Records from a data collection
━━━━━━━━━━━━━━━━━━━━
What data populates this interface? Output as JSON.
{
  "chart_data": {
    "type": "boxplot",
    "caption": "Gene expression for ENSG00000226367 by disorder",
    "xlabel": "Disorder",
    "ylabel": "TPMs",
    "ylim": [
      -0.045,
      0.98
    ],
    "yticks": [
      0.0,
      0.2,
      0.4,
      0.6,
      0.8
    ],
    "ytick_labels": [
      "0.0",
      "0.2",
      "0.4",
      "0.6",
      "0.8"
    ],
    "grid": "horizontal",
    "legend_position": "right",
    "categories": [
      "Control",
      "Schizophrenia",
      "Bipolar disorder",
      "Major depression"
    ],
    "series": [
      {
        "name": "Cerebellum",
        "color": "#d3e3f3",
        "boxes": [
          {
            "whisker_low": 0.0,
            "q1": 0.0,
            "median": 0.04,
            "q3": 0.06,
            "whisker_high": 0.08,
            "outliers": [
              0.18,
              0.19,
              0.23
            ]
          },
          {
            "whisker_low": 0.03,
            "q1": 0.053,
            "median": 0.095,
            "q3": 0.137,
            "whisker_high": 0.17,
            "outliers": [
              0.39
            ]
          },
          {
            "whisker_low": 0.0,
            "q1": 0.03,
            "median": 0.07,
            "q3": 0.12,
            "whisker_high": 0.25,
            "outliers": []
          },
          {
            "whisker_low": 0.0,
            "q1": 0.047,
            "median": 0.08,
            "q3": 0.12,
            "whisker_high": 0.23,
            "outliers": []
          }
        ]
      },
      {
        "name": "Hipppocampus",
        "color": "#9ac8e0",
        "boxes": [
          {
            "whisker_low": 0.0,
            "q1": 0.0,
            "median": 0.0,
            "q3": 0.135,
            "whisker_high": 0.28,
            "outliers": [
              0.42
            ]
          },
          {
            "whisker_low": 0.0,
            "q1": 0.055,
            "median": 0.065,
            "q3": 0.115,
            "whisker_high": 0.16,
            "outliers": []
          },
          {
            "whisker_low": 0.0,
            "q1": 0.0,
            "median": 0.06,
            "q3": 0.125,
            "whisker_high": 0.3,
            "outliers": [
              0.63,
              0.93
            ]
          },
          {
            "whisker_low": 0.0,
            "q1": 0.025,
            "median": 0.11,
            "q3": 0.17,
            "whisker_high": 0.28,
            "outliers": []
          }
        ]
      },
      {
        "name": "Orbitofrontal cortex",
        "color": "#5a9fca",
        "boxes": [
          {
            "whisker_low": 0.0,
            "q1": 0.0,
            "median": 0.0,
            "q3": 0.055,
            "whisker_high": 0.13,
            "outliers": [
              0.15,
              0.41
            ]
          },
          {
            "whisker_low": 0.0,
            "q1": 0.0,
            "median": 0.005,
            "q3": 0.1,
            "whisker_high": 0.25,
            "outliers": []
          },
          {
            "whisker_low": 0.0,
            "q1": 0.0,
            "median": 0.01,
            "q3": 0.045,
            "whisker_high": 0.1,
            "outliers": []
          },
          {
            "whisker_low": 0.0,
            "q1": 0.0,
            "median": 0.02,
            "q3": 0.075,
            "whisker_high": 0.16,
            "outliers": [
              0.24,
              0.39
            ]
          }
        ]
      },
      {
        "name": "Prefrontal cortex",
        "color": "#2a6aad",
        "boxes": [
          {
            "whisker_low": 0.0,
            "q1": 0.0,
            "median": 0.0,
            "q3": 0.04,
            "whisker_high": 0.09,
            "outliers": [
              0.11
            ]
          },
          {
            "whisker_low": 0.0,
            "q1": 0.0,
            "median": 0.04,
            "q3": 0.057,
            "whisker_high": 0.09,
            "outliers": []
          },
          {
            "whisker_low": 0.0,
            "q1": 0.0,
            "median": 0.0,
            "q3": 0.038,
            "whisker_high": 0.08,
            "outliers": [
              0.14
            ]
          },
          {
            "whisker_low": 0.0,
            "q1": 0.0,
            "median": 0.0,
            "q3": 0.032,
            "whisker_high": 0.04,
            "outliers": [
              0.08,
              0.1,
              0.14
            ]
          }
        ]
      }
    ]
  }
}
━━━━━━━━━━━━━━━━━━━━
YOUR TASK: Transcribe all of the material exactly. Omit nothing.

TASK RESULT:
What data populates this interface? Output as JSON.
{
  "chart_data": {
    "type": "boxplot",
    "caption": "Gene expression for ENSG00000226367 by disorder",
    "xlabel": "Disorder",
    "ylabel": "TPMs",
    "ylim": [
      -0.045,
      0.98
    ],
    "yticks": [
      0.0,
      0.2,
      0.4,
      0.6,
      0.8
    ],
    "ytick_labels": [
      "0.0",
      "0.2",
      "0.4",
      "0.6",
      "0.8"
    ],
    "grid": "horizontal",
    "legend_position": "right",
    "categories": [
      "Control",
      "Schizophrenia",
      "Bipolar disorder",
      "Major depression"
    ],
    "series": [
      {
        "name": "Cerebellum",
        "color": "#d3e3f3",
        "boxes": [
          {
            "whisker_low": 0.0,
            "q1": 0.0,
            "median": 0.04,
            "q3": 0.06,
            "whisker_high": 0.08,
            "outliers": [
              0.18,
              0.19,
              0.23
            ]
          },
          {
            "whisker_low": 0.03,
            "q1": 0.053,
            "median": 0.095,
            "q3": 0.137,
            "whisker_high": 0.17,
            "outliers": [
              0.39
            ]
          },
          {
            "whisker_low": 0.0,
            "q1": 0.03,
            "median": 0.07,
            "q3": 0.12,
            "whisker_high": 0.25,
            "outliers": []
          },
          {
            "whisker_low": 0.0,
            "q1": 0.047,
            "median": 0.08,
            "q3": 0.12,
            "whisker_high": 0.23,
            "outliers": []
          }
        ]
      },
      {
        "name": "Hipppocampus",
        "color": "#9ac8e0",
        "boxes": [
          {
            "whisker_low": 0.0,
            "q1": 0.0,
            "median": 0.0,
            "q3": 0.135,
            "whisker_high": 0.28,
            "outliers": [
              0.42
            ]
          },
          {
            "whisker_low": 0.0,
            "q1": 0.055,
            "median": 0.065,
            "q3": 0.115,
            "whisker_high": 0.16,
            "outliers": []
          },
          {
            "whisker_low": 0.0,
            "q1": 0.0,
            "median": 0.06,
            "q3": 0.125,
            "whisker_high": 0.3,
            "outliers": [
              0.63,
              0.93
            ]
          },
          {
            "whisker_low": 0.0,
            "q1": 0.025,
            "median": 0.11,
            "q3": 0.17,
            "whisker_high": 0.28,
            "outliers": []
          }
        ]
      },
      {
        "name": "Orbitofrontal cortex",
        "color": "#5a9fca",
        "boxes": [
          {
            "whisker_low": 0.0,
            "q1": 0.0,
            "median": 0.0,
            "q3": 0.055,
            "whisker_high": 0.13,
            "outliers": [
              0.15,
              0.41
            ]
          },
          {
            "whisker_low": 0.0,
            "q1": 0.0,
            "median": 0.005,
            "q3": 0.1,
            "whisker_high": 0.25,
            "outliers": []
          },
          {
            "whisker_low": 0.0,
            "q1": 0.0,
            "median": 0.01,
            "q3": 0.045,
            "whisker_high": 0.1,
            "outliers": []
          },
          {
            "whisker_low": 0.0,
            "q1": 0.0,
            "median": 0.02,
            "q3": 0.075,
            "whisker_high": 0.16,
            "outliers": [
              0.24,
              0.39
            ]
          }
        ]
      },
      {
        "name": "Prefrontal cortex",
        "color": "#2a6aad",
        "boxes": [
          {
            "whisker_low": 0.0,
            "q1": 0.0,
            "median": 0.0,
            "q3": 0.04,
            "whisker_high": 0.09,
            "outliers": [
              0.11
            ]
          },
          {
            "whisker_low": 0.0,
            "q1": 0.0,
            "median": 0.04,
            "q3": 0.057,
            "whisker_high": 0.09,
            "outliers": []
          },
          {
            "whisker_low": 0.0,
            "q1": 0.0,
            "median": 0.0,
            "q3": 0.038,
            "whisker_high": 0.08,
            "outliers": [
              0.14
            ]
          },
          {
            "whisker_low": 0.0,
            "q1": 0.0,
            "median": 0.0,
            "q3": 0.032,
            "whisker_high": 0.04,
            "outliers": [
              0.08,
              0.1,
              0.14
            ]
          }
        ]
      }
    ]
  }
}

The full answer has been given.